Return the rows word for word, from the first one through the line that contains "settled-text: som er", with both ends included.

☆ ☆ ☆

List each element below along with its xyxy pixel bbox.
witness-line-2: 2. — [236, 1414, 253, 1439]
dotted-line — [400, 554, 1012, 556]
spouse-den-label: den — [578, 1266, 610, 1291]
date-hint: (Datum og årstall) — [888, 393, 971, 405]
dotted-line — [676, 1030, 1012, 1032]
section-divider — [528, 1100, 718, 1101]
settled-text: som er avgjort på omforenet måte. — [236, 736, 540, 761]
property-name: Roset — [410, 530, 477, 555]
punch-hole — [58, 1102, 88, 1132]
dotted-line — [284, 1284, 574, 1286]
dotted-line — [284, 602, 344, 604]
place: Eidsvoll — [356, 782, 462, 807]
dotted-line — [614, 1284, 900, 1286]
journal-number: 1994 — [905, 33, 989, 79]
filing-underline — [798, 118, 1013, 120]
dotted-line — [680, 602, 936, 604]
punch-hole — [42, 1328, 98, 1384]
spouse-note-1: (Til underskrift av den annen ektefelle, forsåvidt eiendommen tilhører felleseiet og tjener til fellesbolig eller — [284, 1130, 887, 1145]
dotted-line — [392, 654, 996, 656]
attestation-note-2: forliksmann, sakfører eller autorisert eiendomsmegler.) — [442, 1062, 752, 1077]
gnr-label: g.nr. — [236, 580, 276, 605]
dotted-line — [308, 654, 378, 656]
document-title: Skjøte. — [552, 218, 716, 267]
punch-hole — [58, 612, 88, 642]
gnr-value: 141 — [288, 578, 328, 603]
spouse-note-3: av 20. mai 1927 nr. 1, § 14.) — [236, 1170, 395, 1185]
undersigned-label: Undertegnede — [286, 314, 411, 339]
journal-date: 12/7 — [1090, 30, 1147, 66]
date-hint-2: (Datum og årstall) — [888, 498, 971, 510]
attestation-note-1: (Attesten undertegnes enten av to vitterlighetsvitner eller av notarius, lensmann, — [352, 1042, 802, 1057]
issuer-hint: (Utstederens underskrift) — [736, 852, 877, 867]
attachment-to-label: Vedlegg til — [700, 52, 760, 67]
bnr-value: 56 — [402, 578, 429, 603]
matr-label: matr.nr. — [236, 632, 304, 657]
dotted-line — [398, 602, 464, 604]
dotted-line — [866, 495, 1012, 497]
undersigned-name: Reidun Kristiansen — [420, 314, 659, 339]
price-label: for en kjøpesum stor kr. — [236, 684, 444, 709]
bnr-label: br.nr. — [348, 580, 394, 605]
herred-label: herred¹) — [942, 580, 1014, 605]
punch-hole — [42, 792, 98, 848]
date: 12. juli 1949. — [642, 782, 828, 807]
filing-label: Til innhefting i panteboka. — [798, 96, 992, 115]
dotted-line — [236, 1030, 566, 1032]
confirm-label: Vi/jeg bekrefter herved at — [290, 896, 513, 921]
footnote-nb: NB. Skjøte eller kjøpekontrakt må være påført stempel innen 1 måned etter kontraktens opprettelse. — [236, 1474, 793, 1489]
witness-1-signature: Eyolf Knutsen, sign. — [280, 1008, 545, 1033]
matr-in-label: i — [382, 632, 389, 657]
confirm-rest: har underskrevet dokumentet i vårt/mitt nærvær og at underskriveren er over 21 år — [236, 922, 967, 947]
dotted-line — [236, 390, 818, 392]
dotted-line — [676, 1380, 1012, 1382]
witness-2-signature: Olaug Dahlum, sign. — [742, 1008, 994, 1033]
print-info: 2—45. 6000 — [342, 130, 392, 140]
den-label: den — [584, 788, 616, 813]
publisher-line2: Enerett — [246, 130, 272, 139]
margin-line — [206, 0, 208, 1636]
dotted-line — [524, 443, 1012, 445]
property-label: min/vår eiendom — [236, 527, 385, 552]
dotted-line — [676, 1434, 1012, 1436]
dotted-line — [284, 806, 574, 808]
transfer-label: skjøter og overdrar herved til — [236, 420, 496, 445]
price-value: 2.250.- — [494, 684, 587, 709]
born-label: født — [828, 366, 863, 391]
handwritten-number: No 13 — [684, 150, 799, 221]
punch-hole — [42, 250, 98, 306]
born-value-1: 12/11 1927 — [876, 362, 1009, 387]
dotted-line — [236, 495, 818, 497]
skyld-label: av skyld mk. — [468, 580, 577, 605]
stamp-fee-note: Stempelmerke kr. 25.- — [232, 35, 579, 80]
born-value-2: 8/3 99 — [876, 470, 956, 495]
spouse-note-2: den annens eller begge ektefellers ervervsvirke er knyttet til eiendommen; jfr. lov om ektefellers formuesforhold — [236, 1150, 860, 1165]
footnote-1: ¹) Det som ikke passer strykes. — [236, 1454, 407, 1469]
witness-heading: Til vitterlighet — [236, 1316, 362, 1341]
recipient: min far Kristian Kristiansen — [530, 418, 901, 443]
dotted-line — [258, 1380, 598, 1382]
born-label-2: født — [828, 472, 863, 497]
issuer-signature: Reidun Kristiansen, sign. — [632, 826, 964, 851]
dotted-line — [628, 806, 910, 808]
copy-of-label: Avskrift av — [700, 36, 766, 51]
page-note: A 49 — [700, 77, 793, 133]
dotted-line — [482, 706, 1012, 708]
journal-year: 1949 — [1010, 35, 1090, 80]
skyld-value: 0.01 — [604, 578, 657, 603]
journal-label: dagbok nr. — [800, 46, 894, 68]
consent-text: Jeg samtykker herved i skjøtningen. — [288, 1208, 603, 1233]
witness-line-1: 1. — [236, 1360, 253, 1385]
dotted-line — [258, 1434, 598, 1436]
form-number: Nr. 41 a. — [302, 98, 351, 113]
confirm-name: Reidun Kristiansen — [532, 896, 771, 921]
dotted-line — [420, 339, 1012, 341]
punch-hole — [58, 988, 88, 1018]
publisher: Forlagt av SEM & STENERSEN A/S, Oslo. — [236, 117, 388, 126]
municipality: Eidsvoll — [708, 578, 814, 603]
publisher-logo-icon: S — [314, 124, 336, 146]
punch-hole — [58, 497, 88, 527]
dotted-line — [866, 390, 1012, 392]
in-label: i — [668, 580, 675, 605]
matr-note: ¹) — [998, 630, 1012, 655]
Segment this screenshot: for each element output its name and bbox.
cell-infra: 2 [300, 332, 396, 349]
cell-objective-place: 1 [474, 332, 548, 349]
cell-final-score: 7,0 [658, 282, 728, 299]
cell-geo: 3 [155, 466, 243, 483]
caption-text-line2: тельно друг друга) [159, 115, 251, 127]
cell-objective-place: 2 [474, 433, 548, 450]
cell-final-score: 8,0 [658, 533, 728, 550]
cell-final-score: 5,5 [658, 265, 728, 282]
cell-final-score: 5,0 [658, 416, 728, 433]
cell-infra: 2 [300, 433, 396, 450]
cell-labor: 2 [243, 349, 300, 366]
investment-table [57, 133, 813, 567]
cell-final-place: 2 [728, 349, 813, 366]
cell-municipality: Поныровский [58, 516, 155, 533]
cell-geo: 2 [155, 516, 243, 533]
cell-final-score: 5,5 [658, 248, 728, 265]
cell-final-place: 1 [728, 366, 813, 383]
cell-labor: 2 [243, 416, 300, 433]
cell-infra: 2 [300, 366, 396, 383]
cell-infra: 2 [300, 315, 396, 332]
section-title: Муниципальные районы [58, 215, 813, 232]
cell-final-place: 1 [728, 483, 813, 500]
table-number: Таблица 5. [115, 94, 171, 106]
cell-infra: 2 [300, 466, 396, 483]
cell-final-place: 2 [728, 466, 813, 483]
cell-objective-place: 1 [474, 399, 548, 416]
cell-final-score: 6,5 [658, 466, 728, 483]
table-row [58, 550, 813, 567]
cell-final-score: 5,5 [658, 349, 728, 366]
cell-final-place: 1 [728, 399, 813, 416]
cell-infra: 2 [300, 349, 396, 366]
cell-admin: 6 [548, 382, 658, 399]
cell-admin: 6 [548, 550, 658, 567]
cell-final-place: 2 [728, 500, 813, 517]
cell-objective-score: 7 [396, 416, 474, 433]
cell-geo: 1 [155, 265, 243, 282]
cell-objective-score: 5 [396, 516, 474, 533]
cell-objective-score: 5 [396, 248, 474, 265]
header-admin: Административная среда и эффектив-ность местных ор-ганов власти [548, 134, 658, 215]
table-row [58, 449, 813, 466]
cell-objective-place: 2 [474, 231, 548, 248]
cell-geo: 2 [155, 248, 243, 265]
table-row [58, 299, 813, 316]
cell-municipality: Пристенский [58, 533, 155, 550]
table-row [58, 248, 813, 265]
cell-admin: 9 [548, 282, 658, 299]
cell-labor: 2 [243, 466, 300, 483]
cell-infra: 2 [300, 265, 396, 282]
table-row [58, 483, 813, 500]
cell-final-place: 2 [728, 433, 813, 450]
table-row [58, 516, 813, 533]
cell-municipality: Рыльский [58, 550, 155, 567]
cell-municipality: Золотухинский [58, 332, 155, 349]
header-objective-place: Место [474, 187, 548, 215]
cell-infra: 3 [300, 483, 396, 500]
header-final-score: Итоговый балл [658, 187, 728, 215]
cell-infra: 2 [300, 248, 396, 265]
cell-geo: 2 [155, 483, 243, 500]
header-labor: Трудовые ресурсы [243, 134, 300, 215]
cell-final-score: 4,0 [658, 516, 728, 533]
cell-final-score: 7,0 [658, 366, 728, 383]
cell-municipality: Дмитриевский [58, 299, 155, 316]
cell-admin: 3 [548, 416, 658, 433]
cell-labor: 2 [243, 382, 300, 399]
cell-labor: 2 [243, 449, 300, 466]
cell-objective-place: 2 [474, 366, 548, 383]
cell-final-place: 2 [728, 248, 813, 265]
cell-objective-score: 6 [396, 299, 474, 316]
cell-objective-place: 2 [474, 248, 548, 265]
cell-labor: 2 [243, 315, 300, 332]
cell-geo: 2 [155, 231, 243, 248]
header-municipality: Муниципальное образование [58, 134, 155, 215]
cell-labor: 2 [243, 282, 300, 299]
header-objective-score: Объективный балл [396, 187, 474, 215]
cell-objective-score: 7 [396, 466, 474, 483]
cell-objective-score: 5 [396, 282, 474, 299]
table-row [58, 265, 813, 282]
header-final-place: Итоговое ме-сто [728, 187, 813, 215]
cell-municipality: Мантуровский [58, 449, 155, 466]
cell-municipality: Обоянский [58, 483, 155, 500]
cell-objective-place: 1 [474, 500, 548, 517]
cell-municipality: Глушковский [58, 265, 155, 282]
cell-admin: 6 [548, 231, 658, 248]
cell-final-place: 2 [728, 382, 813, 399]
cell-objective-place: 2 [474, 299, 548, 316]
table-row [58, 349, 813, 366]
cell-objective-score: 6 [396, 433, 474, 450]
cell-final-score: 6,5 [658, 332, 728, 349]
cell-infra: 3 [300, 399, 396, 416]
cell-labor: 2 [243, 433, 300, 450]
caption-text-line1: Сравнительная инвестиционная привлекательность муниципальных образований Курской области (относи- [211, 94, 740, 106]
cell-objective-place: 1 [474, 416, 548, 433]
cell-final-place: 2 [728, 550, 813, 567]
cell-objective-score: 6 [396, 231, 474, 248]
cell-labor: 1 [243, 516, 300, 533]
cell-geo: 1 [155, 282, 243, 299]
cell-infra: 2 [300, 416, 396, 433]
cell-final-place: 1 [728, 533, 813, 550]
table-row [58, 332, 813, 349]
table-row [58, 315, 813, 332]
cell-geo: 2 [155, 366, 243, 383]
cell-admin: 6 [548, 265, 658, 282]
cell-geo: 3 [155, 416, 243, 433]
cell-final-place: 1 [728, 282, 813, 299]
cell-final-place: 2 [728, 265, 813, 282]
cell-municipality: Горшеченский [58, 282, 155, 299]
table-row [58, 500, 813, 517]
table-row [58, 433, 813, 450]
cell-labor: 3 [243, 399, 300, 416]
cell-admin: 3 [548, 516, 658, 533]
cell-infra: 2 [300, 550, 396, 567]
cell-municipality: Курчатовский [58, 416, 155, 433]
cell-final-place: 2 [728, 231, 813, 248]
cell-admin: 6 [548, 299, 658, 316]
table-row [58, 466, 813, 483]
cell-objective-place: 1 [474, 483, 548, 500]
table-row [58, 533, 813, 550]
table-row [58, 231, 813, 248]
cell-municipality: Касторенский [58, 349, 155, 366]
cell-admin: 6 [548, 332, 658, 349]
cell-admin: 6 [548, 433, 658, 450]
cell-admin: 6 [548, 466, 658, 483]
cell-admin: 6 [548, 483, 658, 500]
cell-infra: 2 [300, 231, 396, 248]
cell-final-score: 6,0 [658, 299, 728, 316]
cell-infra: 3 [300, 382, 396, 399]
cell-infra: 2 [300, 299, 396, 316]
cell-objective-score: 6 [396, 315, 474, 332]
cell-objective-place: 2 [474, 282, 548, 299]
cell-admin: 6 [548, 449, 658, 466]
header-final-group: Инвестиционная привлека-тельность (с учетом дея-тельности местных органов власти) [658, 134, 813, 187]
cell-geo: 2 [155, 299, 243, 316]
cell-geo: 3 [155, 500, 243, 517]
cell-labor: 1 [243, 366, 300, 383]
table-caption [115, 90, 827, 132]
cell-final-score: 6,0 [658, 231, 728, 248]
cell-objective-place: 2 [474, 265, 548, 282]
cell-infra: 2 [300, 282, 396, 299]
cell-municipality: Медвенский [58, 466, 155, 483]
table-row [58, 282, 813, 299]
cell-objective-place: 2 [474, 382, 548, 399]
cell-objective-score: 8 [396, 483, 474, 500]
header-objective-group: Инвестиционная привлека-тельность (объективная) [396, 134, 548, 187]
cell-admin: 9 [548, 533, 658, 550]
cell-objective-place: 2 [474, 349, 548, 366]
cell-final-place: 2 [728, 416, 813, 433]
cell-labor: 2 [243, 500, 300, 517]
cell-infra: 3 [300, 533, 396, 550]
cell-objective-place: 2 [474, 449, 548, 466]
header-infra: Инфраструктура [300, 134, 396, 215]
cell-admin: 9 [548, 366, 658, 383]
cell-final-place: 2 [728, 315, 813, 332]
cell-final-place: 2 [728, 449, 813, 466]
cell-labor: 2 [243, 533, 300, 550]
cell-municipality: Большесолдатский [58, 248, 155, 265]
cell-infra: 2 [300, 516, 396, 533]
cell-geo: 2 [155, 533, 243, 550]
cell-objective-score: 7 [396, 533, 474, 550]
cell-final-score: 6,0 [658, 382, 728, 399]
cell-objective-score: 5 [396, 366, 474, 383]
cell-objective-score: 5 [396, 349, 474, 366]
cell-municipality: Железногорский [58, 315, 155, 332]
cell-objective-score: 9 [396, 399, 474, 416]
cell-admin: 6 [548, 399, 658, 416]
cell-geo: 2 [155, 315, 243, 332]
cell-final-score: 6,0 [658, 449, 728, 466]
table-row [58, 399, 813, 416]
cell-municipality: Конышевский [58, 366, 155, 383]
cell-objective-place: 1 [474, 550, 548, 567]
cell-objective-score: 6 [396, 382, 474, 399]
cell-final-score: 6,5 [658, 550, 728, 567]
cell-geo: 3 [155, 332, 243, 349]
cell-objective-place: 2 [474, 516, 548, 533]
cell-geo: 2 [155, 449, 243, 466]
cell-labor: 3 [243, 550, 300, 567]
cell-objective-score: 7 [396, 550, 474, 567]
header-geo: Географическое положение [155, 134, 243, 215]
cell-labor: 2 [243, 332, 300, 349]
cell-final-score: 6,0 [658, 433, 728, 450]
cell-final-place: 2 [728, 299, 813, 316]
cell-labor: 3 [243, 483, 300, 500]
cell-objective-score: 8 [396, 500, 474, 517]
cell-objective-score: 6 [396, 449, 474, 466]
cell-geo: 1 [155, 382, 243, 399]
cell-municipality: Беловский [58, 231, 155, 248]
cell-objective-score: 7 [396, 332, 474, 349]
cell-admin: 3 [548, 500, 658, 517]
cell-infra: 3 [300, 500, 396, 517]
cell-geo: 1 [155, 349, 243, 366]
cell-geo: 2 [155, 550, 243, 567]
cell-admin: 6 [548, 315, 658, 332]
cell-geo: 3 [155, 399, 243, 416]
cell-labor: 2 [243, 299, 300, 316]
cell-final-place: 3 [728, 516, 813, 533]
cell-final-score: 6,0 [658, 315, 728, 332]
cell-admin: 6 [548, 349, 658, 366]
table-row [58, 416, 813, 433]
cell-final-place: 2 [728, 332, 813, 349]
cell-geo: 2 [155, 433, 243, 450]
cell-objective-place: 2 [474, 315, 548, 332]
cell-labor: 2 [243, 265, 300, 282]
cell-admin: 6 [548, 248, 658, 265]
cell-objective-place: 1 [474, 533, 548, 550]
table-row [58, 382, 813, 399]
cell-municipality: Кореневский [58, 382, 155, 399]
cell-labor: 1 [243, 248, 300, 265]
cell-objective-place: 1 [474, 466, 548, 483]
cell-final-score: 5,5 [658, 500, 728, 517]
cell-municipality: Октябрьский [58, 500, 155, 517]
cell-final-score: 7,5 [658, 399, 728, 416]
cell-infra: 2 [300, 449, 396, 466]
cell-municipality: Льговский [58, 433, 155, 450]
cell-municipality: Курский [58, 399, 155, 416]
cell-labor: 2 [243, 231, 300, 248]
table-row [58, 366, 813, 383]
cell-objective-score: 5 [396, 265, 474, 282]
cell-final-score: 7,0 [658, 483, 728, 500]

☆ ☆ ☆

**Exercise result**
List each element below along with its xyxy pixel bbox.
witness-line-2: 2. — [236, 1414, 253, 1439]
dotted-line — [400, 554, 1012, 556]
spouse-den-label: den — [578, 1266, 610, 1291]
date-hint: (Datum og årstall) — [888, 393, 971, 405]
dotted-line — [676, 1030, 1012, 1032]
section-divider — [528, 1100, 718, 1101]
settled-text: som er avgjort på omforenet måte. — [236, 736, 540, 761]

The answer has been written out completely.